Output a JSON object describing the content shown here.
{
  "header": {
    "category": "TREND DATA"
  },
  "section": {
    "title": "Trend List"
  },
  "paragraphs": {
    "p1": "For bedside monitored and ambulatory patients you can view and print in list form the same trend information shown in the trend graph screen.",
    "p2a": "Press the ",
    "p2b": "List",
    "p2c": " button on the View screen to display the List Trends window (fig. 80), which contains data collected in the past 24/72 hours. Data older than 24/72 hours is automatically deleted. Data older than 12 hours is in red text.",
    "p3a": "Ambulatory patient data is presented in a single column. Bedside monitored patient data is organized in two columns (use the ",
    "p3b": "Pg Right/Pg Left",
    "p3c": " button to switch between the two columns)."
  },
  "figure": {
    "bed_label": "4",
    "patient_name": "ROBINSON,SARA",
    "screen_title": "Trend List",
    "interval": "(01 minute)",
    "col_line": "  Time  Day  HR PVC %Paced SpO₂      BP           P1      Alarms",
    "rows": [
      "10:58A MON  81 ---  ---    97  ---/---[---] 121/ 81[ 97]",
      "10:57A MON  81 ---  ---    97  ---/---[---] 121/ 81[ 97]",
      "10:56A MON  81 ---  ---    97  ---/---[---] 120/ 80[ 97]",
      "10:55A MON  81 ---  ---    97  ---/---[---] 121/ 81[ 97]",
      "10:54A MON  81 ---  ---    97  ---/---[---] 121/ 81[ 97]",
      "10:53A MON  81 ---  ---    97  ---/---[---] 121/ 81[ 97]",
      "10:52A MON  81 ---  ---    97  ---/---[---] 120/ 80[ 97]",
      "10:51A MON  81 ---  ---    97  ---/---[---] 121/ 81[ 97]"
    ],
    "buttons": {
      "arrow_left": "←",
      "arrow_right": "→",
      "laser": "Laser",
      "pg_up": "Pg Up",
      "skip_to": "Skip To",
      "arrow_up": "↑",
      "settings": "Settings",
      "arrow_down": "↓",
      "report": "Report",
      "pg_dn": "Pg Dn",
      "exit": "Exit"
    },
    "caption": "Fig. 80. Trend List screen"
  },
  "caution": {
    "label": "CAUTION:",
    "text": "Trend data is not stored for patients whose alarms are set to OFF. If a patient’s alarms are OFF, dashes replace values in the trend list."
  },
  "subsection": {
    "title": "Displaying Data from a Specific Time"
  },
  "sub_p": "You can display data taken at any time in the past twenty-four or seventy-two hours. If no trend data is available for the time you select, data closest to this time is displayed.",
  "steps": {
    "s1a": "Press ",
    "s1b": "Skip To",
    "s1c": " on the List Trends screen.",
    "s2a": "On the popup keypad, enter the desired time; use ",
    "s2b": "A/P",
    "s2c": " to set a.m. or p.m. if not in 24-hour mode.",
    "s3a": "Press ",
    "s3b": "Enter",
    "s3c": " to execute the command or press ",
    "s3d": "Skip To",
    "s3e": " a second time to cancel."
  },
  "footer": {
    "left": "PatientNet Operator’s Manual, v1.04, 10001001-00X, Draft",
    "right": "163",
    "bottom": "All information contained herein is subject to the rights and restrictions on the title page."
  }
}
**********
Check each line of the listing for "columns", and copy the ones that hold it.

    "p3a": "Ambulatory patient data is presented in a single column. Bedside monitored patient data is organized in two columns (use the ",
    "p3c": " button to switch between the two columns)."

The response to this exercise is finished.